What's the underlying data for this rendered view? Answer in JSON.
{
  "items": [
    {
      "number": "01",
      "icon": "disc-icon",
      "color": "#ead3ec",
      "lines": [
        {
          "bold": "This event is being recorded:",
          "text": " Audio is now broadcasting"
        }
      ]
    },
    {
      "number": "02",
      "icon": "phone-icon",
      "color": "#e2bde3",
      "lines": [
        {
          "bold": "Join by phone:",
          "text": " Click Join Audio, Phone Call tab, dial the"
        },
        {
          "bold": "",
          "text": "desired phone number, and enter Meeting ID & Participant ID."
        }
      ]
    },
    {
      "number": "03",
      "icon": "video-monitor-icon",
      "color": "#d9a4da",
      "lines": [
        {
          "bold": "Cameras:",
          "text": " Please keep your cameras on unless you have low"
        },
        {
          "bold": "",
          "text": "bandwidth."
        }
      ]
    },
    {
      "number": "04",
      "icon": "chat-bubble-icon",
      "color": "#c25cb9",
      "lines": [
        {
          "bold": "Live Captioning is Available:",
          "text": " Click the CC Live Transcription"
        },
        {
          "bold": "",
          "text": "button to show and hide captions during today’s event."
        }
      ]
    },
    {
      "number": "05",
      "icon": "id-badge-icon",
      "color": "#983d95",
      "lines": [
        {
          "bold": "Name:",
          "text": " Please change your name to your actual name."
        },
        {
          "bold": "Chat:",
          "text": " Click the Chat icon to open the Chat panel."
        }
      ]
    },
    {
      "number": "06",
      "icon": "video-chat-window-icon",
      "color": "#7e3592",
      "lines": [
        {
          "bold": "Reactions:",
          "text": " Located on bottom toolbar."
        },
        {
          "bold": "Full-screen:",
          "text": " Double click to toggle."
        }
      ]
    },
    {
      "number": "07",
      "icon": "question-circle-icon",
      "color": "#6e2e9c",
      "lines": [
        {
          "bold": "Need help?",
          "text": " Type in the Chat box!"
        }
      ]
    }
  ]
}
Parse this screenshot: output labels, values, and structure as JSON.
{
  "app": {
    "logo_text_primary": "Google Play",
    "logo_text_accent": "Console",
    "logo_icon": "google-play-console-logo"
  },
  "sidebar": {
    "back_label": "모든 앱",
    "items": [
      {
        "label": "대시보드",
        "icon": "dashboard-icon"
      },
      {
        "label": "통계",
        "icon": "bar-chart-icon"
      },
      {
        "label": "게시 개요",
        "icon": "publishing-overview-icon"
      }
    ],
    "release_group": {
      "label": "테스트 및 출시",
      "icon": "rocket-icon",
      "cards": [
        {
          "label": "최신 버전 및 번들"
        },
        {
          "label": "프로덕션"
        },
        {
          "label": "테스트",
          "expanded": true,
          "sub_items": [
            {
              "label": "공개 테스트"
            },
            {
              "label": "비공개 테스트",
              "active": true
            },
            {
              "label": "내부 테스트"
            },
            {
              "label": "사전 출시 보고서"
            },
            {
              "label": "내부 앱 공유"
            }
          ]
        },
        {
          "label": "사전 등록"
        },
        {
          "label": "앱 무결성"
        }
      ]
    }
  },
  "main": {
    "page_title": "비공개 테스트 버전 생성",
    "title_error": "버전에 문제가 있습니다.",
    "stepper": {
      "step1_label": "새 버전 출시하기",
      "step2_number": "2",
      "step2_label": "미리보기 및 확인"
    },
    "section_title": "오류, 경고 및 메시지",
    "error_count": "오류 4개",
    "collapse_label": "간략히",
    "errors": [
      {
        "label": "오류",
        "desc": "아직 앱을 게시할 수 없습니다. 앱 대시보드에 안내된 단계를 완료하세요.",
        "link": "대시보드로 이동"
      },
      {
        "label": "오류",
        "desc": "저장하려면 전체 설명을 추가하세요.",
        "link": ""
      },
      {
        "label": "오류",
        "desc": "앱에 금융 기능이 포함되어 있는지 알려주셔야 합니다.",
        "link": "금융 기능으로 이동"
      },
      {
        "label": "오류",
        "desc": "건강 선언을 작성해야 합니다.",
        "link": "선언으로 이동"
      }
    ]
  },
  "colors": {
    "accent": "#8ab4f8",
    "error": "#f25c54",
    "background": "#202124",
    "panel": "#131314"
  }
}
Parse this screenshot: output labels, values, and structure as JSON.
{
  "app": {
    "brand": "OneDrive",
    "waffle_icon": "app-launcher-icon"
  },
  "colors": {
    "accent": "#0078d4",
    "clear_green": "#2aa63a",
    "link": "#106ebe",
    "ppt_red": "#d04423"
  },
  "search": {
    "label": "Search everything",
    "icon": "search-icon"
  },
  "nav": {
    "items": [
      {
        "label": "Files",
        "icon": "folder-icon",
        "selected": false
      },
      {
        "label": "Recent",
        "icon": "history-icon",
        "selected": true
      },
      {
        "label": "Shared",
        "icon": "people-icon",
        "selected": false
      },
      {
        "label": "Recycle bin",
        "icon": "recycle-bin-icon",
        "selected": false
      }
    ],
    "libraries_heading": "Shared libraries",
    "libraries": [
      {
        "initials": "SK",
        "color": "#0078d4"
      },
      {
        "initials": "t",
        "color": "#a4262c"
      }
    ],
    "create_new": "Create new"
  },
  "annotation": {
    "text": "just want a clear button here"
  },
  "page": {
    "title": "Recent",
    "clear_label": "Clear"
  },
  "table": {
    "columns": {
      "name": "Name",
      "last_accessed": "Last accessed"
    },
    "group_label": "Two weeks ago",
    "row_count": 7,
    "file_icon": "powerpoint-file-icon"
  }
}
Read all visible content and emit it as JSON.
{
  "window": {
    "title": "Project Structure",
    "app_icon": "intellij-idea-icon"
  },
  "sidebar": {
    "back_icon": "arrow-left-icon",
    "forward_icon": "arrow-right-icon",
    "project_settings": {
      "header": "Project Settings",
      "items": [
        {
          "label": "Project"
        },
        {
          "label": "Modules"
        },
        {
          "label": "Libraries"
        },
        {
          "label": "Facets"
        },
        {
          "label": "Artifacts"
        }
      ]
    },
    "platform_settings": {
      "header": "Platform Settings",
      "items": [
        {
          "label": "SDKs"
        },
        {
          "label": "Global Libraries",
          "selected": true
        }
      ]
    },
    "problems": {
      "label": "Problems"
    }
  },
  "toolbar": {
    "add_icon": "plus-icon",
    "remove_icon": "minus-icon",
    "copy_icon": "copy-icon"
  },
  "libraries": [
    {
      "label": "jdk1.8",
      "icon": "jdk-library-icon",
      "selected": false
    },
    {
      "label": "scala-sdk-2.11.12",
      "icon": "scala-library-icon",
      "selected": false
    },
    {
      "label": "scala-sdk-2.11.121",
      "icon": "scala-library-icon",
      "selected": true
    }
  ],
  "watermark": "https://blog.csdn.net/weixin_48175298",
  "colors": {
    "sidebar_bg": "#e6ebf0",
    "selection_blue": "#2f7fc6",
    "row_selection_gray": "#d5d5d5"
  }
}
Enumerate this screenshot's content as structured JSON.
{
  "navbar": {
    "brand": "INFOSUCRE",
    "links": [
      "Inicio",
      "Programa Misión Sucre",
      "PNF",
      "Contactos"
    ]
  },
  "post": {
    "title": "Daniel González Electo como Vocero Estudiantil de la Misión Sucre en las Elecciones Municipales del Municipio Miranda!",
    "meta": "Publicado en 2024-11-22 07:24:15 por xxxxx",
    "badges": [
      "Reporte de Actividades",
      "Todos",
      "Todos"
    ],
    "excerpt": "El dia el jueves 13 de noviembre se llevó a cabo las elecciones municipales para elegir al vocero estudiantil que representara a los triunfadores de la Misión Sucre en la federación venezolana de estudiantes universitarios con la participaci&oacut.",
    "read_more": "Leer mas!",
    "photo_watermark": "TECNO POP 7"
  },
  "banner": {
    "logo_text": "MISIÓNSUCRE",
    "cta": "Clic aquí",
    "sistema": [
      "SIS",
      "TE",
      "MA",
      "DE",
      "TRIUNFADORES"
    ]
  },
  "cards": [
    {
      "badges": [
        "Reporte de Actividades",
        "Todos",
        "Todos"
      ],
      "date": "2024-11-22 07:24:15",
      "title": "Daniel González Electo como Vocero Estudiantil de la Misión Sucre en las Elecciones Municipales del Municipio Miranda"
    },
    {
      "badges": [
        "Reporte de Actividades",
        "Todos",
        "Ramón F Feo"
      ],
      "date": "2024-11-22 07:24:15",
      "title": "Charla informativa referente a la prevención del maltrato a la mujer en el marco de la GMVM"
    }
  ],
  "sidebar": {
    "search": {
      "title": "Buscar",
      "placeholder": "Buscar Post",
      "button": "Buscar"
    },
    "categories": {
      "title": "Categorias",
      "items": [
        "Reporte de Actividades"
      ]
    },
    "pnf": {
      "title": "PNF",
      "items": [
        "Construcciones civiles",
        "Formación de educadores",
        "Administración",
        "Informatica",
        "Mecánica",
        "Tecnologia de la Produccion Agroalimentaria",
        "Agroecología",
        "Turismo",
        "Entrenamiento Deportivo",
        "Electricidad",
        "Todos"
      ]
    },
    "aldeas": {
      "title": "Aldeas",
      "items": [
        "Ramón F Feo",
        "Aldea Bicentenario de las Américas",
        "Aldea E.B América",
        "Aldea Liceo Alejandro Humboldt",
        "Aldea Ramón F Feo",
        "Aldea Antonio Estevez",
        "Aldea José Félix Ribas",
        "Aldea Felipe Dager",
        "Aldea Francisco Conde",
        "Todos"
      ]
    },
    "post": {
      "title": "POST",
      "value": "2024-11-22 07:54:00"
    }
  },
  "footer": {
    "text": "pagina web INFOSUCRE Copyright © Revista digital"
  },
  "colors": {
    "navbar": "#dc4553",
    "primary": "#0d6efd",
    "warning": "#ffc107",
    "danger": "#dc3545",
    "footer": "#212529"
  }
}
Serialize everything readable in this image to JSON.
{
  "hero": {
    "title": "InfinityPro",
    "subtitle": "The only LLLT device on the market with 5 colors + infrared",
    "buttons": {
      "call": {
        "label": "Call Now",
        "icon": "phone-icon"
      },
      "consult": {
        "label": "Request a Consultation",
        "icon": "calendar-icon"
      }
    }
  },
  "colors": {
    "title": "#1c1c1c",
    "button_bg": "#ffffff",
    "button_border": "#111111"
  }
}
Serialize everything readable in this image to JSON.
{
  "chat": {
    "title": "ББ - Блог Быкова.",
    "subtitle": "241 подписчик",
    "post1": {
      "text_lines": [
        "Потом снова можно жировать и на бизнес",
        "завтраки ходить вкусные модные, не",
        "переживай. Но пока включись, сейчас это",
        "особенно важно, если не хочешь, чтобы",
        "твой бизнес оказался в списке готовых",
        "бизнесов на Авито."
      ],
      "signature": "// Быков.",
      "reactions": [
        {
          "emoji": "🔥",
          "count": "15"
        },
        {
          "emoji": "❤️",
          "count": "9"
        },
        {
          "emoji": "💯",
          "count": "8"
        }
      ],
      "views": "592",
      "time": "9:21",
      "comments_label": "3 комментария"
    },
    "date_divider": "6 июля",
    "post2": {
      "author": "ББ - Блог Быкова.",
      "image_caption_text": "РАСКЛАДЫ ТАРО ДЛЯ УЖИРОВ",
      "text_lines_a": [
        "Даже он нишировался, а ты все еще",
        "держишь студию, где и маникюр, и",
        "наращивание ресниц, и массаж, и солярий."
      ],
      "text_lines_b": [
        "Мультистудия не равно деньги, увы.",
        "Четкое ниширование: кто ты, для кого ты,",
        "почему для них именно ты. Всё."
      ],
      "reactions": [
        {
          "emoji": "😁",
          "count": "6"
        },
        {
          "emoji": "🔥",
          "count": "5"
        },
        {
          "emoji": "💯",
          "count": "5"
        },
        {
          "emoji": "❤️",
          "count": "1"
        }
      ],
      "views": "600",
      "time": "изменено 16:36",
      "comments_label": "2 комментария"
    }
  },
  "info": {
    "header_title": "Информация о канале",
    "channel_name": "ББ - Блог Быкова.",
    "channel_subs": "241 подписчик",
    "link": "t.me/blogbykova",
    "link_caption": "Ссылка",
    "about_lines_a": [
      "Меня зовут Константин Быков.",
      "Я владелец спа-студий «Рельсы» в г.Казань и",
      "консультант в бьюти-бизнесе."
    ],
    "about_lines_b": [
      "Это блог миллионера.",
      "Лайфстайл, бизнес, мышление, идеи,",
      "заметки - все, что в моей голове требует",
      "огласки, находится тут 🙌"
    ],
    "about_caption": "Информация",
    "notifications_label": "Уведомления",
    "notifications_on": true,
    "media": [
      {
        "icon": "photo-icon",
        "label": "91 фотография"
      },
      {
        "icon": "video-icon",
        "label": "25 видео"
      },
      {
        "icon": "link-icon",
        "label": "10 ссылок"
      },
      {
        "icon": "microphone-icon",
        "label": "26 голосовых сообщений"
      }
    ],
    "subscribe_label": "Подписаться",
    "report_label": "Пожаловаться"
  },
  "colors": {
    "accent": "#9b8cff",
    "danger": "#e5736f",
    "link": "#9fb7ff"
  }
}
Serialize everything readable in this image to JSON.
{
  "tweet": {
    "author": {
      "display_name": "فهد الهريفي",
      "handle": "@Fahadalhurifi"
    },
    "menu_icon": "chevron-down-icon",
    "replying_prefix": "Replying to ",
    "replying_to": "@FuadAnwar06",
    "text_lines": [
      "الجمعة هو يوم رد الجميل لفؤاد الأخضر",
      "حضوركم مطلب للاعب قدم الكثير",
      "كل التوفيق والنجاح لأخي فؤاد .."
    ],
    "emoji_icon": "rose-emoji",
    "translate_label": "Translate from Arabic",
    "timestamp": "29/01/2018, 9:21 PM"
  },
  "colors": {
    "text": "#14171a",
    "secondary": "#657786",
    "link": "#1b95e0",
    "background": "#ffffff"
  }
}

__________

** Written instruction **
Go through the entries above and count the lines containing the word "Информация"; give only that count.

** Task answer **
2